## Directions
Can you print the data exactly and leave out each image?

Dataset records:
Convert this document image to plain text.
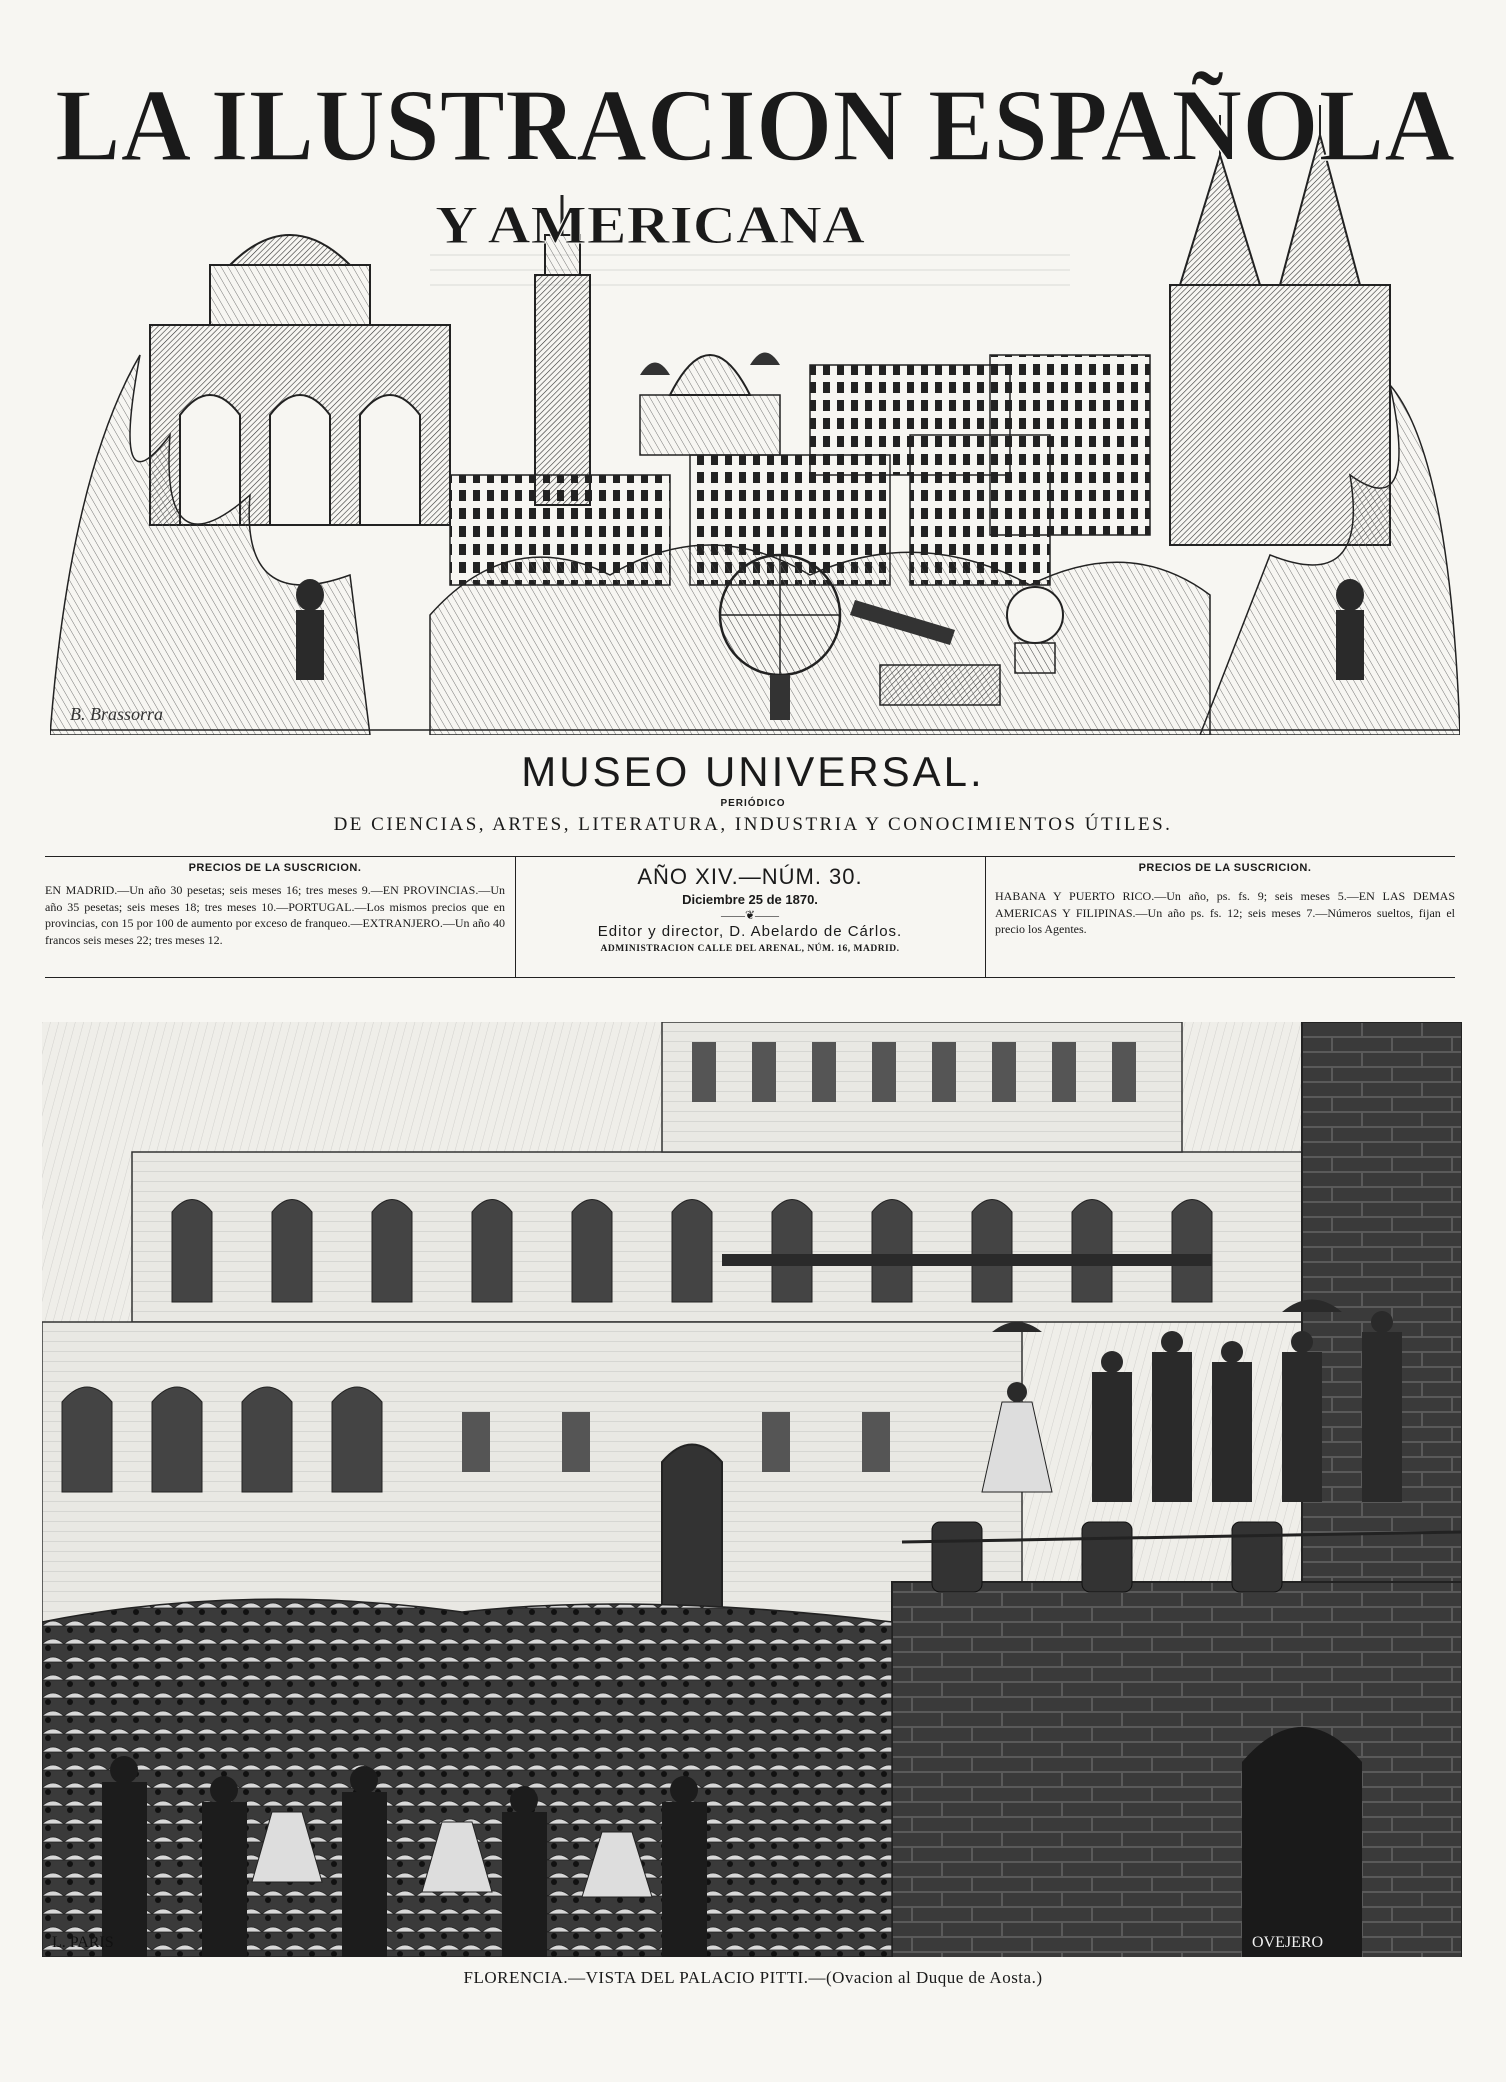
LA ILUSTRACION ESPAÑOLA
Y AMERICANA
B. Brassorra
MUSEO UNIVERSAL.
PERIÓDICO
DE CIENCIAS, ARTES, LITERATURA, INDUSTRIA Y CONOCIMIENTOS ÚTILES.
PRECIOS DE LA SUSCRICION.
EN MADRID.—Un año 30 pesetas; seis meses 16; tres meses 9.—EN PROVINCIAS.—Un año 35 pesetas; seis meses 18; tres meses 10.—PORTUGAL.—Los mismos precios que en provincias, con 15 por 100 de aumento por exceso de franqueo.—EXTRANJERO.—Un año 40 francos seis meses 22; tres meses 12.
AÑO XIV.—NÚM. 30.
Diciembre 25 de 1870.
——❦——
Editor y director, D. Abelardo de Cárlos.
ADMINISTRACION CALLE DEL ARENAL, NÚM. 16, MADRID.
PRECIOS DE LA SUSCRICION.
HABANA Y PUERTO RICO.—Un año, ps. fs. 9; seis meses 5.—EN LAS DEMAS AMERICAS Y FILIPINAS.—Un año ps. fs. 12; seis meses 7.—Números sueltos, fijan el precio los Agentes.
L. PARIS	OVEJERO
FLORENCIA.—VISTA DEL PALACIO PITTI.—(Ovacion al Duque de Aosta.)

## Exercise result
Convert this document image to plain text.
LA ILUSTRACION ESPAÑOLA
Y AMERICANA
B. Brassorra
MUSEO UNIVERSAL.
PERIÓDICO
DE CIENCIAS, ARTES, LITERATURA, INDUSTRIA Y CONOCIMIENTOS ÚTILES.
PRECIOS DE LA SUSCRICION.
EN MADRID.—Un año 30 pesetas; seis meses 16; tres meses 9.—EN PROVINCIAS.—Un año 35 pesetas; seis meses 18; tres meses 10.—PORTUGAL.—Los mismos precios que en provincias, con 15 por 100 de aumento por exceso de franqueo.—EXTRANJERO.—Un año 40 francos seis meses 22; tres meses 12.
AÑO XIV.—NÚM. 30.
Diciembre 25 de 1870.
——❦——
Editor y director, D. Abelardo de Cárlos.
ADMINISTRACION CALLE DEL ARENAL, NÚM. 16, MADRID.
PRECIOS DE LA SUSCRICION.
HABANA Y PUERTO RICO.—Un año, ps. fs. 9; seis meses 5.—EN LAS DEMAS AMERICAS Y FILIPINAS.—Un año ps. fs. 12; seis meses 7.—Números sueltos, fijan el precio los Agentes.
L. PARIS	OVEJERO
FLORENCIA.—VISTA DEL PALACIO PITTI.—(Ovacion al Duque de Aosta.)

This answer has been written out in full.